Set problem:
Search the material below for the word "flag". Copy every line that has it.

#### Materials provided

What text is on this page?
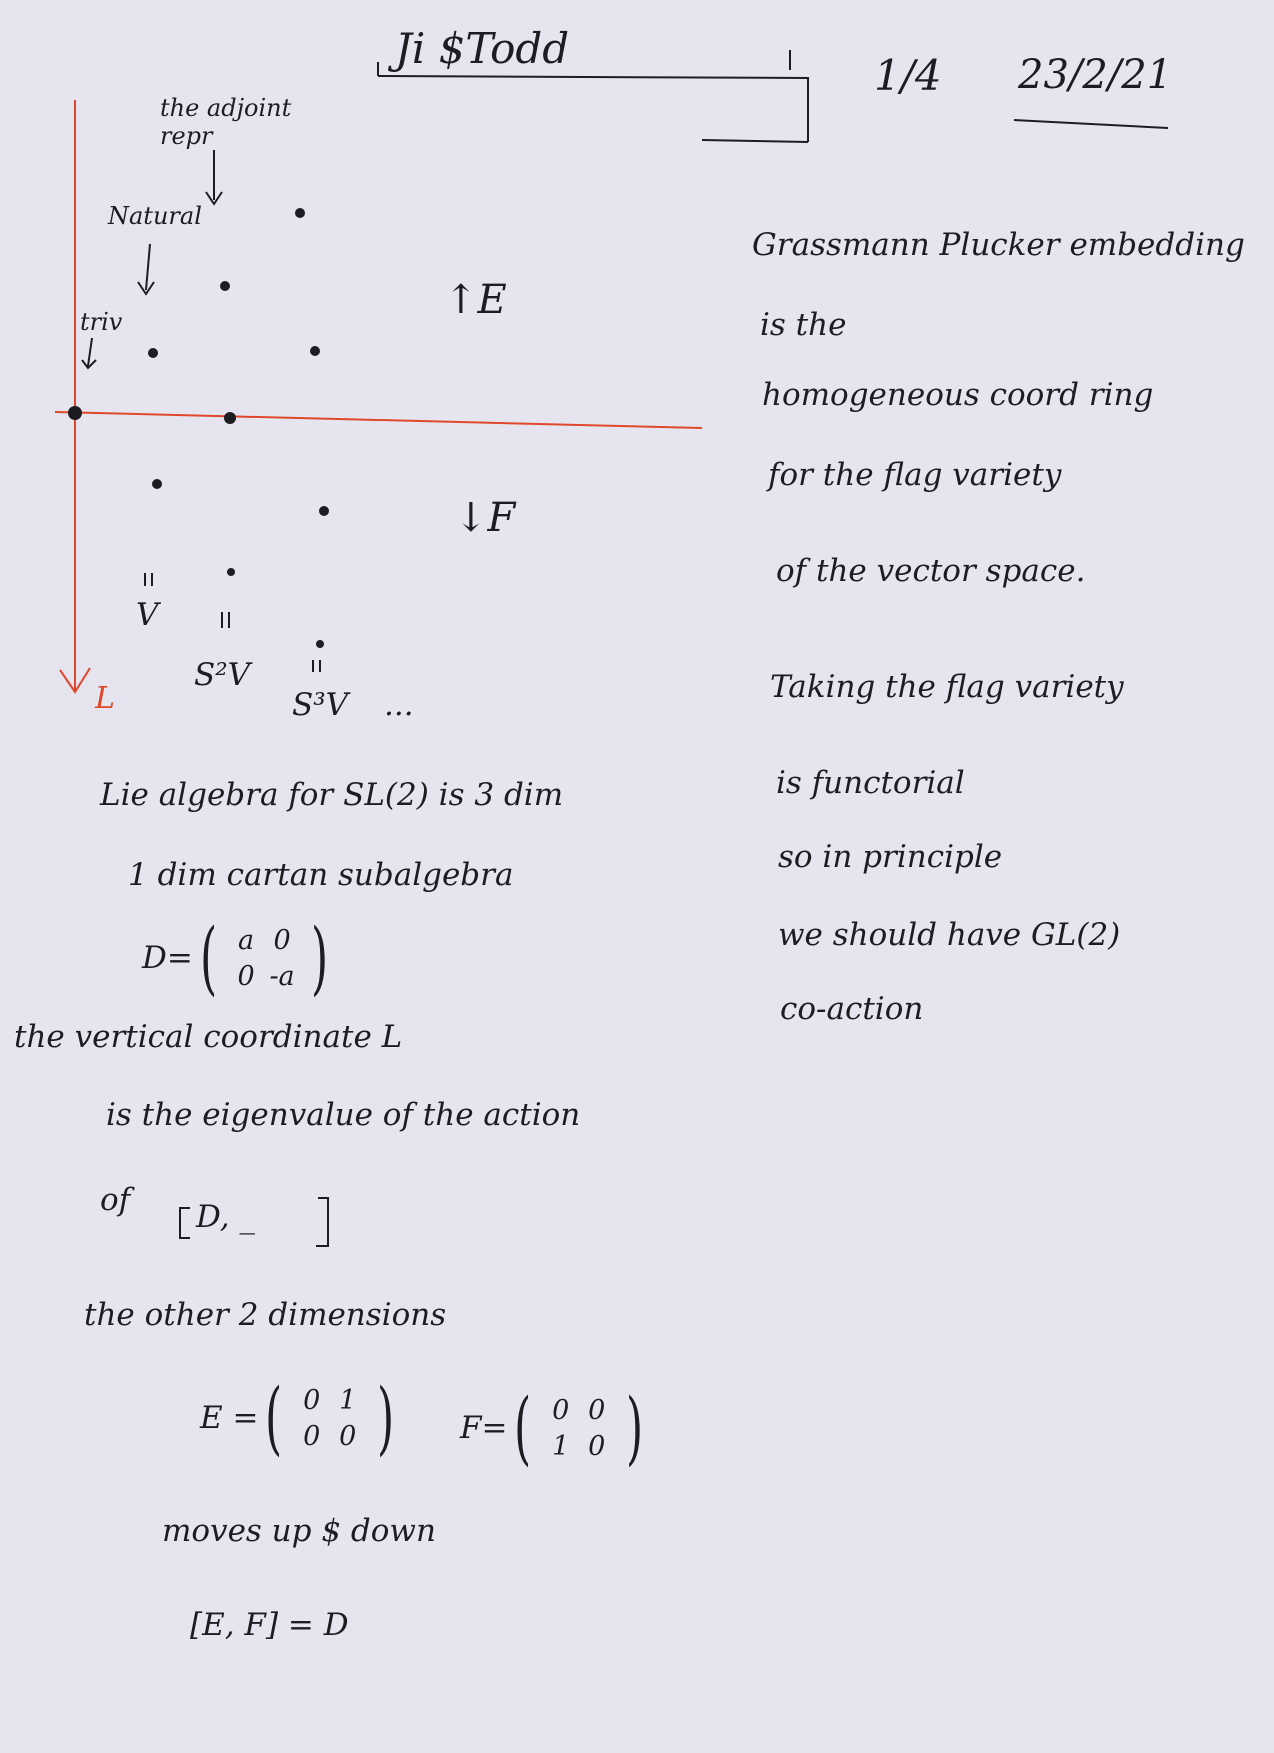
Ji $Todd
1/4 23/2/21
the adjoint repr
Natural
triv	↑E
↓F
L
V
S²V
S³V ...
Lie algebra for SL(2) is 3 dim
1 dim cartan subalgebra
D= ( a 0
0 -a )
the vertical coordinate L
is the eigenvalue of the action
of D, _
the other 2 dimensions
E = ( 0 1
0 0 ) F= ( 0 0
1 0 )
moves up $ down
[E, F] = D
Grassmann Plucker embedding
is the
homogeneous coord ring
for the flag variety
of the vector space.
Taking the flag variety
is functorial
so in principle
we should have GL(2)
co-action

########

Task result:
for the flag variety
Taking the flag variety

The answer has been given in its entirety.